• [Given request] Retype the records below, starting at the line containing "for every button, label, input, icon, or" and ending at the line containing "candle [36,477,39,483]", with both of those lines included.

• [Record set]
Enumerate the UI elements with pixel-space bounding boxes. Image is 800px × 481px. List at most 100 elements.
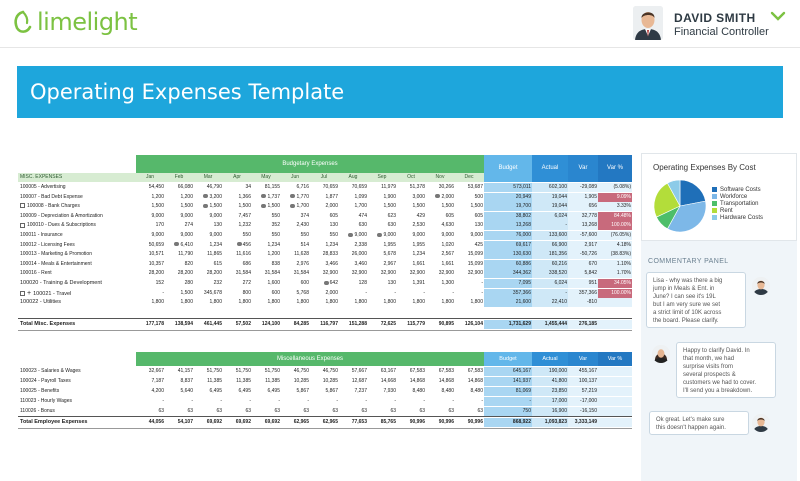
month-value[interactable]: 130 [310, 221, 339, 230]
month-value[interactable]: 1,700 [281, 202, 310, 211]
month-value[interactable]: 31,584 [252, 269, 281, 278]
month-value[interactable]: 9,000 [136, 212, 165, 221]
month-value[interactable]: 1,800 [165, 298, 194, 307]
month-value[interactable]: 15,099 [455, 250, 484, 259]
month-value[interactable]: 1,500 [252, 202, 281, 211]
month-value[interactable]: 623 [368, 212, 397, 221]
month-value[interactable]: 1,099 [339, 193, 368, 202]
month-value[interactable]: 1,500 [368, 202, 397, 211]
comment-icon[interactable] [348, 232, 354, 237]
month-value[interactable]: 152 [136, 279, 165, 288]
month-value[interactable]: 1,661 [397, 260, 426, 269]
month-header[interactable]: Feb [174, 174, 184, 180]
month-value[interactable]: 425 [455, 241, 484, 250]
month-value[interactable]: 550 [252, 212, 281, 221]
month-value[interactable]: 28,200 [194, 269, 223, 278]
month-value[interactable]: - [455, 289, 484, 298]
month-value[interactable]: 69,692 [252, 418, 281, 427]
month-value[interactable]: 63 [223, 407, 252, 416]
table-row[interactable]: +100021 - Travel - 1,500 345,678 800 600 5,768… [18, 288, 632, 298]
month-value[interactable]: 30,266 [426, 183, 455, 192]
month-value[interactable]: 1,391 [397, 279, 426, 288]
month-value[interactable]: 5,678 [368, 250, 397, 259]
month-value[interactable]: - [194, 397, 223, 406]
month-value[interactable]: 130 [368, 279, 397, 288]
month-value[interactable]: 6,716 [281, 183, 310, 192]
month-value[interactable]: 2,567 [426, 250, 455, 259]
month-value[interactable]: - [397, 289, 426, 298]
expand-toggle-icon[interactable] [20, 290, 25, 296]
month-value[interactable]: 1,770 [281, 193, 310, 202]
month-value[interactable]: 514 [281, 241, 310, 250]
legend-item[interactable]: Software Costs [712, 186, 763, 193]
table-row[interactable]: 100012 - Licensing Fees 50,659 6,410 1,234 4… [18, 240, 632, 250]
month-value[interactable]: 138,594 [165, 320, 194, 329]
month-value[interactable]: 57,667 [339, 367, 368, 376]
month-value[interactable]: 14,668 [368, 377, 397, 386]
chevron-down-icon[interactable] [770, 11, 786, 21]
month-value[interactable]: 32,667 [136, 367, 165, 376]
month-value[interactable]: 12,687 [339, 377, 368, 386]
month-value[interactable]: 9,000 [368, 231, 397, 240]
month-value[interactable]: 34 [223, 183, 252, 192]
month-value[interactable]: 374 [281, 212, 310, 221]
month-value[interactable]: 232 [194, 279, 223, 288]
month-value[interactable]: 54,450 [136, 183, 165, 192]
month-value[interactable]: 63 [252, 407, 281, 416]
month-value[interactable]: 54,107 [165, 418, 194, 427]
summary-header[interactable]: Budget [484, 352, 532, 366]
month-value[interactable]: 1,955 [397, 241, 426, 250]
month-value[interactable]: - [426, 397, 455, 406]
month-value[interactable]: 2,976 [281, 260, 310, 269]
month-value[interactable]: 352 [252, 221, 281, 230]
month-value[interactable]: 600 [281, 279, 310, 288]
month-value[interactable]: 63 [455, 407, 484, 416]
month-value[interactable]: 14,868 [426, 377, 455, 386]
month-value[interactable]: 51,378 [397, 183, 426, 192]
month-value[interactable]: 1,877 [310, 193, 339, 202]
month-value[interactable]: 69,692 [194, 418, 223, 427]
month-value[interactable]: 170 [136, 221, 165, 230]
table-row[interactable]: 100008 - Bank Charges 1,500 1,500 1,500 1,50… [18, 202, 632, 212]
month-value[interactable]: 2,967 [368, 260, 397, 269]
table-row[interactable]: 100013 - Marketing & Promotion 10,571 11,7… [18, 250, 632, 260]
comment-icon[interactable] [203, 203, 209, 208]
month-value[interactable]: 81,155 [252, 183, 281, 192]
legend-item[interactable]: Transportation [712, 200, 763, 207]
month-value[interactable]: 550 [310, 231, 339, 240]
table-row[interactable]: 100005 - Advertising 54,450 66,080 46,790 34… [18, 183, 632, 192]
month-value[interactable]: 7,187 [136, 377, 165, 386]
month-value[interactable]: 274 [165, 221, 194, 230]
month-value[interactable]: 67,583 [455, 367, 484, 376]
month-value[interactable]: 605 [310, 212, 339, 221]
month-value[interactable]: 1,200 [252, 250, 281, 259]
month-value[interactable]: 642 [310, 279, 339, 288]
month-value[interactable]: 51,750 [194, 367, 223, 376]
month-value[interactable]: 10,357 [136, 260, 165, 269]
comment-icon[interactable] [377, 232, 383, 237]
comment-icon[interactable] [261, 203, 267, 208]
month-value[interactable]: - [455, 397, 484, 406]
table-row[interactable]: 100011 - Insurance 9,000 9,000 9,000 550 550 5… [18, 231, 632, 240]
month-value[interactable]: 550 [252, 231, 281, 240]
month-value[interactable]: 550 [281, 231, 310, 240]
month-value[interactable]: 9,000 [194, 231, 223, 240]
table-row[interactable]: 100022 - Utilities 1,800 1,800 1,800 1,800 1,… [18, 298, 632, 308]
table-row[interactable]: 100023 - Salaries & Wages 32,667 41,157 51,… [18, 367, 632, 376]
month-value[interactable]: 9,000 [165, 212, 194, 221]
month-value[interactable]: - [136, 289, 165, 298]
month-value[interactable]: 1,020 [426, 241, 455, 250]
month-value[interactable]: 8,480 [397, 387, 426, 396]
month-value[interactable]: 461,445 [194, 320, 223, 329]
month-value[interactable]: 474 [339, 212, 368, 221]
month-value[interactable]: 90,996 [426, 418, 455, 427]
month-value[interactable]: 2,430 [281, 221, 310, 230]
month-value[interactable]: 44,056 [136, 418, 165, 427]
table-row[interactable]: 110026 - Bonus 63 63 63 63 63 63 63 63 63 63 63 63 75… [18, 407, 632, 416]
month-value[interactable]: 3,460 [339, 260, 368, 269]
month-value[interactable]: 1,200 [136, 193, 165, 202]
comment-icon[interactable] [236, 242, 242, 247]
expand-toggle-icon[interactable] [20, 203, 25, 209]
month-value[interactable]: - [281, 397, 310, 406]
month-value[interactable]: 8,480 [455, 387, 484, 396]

--

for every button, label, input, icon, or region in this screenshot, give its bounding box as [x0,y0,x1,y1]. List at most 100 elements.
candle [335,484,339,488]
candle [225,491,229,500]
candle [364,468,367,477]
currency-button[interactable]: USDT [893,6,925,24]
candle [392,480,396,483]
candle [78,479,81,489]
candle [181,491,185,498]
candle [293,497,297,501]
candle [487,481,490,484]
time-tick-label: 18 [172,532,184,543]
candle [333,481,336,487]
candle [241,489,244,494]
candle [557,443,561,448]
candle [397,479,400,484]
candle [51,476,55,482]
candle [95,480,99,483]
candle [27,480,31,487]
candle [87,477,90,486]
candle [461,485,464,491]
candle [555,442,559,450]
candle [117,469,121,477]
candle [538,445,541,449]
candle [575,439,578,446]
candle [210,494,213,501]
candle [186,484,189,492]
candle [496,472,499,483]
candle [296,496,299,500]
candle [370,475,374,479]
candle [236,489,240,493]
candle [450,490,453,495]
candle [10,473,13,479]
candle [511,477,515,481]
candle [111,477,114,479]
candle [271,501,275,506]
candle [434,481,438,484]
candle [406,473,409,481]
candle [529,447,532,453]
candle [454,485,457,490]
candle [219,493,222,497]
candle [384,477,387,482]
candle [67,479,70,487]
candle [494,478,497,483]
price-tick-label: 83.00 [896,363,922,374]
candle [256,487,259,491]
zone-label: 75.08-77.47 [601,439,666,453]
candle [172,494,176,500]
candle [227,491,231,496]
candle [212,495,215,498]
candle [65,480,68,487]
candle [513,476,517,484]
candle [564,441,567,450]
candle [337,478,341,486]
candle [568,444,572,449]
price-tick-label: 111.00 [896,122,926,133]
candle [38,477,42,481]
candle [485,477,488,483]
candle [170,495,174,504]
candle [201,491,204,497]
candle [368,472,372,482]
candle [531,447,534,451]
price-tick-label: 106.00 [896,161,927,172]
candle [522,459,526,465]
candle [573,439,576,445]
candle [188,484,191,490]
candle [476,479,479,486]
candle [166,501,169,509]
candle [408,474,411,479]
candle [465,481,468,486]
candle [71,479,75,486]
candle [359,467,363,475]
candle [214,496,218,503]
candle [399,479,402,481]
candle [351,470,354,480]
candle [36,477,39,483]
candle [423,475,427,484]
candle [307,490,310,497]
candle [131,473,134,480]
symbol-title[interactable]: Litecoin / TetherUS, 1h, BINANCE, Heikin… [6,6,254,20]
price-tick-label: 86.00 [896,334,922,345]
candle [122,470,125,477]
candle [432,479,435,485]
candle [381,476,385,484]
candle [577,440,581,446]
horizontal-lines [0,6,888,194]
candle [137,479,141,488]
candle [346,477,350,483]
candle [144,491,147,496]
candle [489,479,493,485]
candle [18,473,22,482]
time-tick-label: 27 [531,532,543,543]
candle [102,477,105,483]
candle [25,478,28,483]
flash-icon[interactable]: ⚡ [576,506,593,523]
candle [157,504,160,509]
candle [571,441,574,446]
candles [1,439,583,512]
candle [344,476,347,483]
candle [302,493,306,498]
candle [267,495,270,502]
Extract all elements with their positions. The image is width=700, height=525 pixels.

---

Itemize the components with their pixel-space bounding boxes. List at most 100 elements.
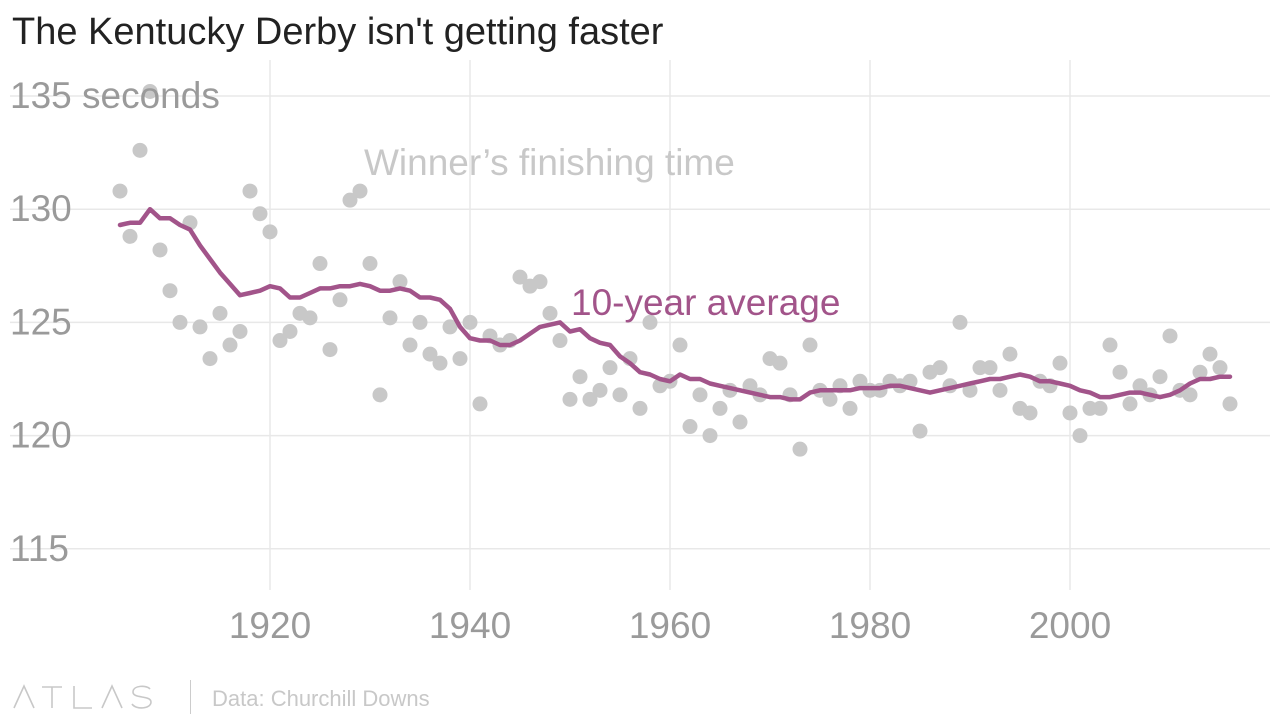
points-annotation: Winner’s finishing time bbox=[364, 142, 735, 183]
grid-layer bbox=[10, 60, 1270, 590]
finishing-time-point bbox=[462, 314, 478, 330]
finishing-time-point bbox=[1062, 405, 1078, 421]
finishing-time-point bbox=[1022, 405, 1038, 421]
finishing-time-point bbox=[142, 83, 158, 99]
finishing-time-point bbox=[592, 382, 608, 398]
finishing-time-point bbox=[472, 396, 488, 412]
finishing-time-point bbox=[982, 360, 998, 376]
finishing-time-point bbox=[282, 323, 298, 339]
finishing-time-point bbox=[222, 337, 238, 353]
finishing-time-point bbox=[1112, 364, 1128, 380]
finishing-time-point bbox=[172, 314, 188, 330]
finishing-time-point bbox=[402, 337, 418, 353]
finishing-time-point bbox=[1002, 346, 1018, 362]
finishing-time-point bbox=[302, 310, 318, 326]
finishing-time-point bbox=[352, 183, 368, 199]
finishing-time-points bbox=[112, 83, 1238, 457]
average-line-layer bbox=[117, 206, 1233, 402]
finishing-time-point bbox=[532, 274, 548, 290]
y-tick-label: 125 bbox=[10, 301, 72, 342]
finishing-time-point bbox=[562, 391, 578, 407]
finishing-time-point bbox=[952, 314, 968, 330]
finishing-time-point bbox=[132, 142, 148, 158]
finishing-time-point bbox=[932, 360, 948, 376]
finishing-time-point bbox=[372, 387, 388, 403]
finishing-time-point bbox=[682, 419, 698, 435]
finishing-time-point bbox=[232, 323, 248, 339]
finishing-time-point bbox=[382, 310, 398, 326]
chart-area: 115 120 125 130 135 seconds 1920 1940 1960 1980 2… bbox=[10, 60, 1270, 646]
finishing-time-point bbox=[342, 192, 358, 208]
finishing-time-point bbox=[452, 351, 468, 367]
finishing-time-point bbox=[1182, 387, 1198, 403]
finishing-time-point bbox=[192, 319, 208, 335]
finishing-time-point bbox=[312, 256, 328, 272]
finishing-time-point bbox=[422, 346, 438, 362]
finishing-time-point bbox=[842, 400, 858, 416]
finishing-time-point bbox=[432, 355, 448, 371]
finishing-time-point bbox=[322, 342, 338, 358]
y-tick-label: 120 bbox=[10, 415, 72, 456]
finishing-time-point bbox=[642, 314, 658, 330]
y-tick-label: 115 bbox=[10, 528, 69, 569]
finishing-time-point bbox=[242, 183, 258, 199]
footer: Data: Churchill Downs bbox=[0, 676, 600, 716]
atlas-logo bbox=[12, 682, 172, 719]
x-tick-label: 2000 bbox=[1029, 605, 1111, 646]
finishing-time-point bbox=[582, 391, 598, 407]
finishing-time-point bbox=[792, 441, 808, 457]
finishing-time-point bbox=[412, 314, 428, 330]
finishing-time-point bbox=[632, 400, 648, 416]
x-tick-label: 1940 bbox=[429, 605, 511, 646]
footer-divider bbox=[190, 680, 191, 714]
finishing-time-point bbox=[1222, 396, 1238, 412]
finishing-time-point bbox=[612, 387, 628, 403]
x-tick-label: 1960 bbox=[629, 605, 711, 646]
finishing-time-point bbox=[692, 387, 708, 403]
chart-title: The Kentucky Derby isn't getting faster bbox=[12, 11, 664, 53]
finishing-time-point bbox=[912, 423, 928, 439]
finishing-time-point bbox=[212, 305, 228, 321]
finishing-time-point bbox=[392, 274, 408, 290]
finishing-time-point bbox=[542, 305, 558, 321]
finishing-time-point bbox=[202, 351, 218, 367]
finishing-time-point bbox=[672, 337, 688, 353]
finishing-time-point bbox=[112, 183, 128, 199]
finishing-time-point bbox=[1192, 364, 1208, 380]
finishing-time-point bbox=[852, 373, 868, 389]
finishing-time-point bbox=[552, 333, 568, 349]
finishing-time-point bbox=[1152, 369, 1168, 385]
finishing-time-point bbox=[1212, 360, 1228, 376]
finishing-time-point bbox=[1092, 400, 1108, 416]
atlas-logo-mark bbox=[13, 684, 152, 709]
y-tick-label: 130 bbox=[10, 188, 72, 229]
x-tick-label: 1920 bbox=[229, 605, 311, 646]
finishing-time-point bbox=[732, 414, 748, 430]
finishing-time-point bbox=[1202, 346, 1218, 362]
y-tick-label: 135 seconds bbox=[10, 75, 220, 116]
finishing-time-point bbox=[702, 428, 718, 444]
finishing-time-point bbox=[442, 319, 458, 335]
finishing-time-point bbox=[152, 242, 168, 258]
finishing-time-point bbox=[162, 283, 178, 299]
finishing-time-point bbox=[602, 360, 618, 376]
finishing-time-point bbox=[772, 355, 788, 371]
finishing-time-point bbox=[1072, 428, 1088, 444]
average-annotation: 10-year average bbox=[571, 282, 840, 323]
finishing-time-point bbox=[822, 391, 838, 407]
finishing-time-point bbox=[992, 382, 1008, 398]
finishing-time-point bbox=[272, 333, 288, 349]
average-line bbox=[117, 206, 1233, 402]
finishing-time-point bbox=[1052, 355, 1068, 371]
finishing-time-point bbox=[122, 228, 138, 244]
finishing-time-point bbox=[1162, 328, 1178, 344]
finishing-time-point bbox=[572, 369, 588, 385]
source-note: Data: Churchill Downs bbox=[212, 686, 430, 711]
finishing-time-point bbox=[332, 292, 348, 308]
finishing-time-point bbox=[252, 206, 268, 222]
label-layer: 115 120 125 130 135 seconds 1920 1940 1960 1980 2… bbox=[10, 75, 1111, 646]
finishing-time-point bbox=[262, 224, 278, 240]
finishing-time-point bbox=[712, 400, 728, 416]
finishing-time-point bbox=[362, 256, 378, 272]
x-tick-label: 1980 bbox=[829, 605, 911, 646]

• [The reply]
for every button, label, input, icon, or region in this screenshot, give its bounding box as [x0,y0,x1,y1]. List at most 100 elements.
candle [335,484,339,488]
candle [225,491,229,500]
candle [364,468,367,477]
currency-button[interactable]: USDT [893,6,925,24]
candle [392,480,396,483]
candle [78,479,81,489]
candle [181,491,185,498]
candle [293,497,297,501]
candle [487,481,490,484]
time-tick-label: 18 [172,532,184,543]
candle [333,481,336,487]
candle [241,489,244,494]
candle [557,443,561,448]
candle [397,479,400,484]
candle [51,476,55,482]
candle [95,480,99,483]
candle [27,480,31,487]
candle [87,477,90,486]
candle [461,485,464,491]
candle [555,442,559,450]
candle [117,469,121,477]
candle [538,445,541,449]
candle [575,439,578,446]
candle [210,494,213,501]
candle [186,484,189,492]
candle [496,472,499,483]
candle [296,496,299,500]
candle [370,475,374,479]
candle [236,489,240,493]
candle [450,490,453,495]
candle [10,473,13,479]
candle [511,477,515,481]
candle [111,477,114,479]
candle [271,501,275,506]
candle [434,481,438,484]
candle [406,473,409,481]
candle [529,447,532,453]
candle [454,485,457,490]
candle [219,493,222,497]
candle [384,477,387,482]
candle [67,479,70,487]
candle [494,478,497,483]
price-tick-label: 83.00 [896,363,922,374]
candle [256,487,259,491]
zone-label: 75.08-77.47 [601,439,666,453]
candle [172,494,176,500]
candle [227,491,231,496]
candle [212,495,215,498]
candle [65,480,68,487]
candle [513,476,517,484]
candle [564,441,567,450]
candle [337,478,341,486]
candle [568,444,572,449]
price-tick-label: 111.00 [896,122,926,133]
candle [38,477,42,481]
candle [485,477,488,483]
candle [170,495,174,504]
candle [201,491,204,497]
candle [368,472,372,482]
candle [531,447,534,451]
price-tick-label: 106.00 [896,161,927,172]
candle [522,459,526,465]
candle [573,439,576,445]
candle [188,484,191,490]
candle [476,479,479,486]
candle [166,501,169,509]
candle [408,474,411,479]
candle [465,481,468,486]
candle [71,479,75,486]
candle [359,467,363,475]
candle [214,496,218,503]
candle [399,479,402,481]
candle [351,470,354,480]
candle [36,477,39,483]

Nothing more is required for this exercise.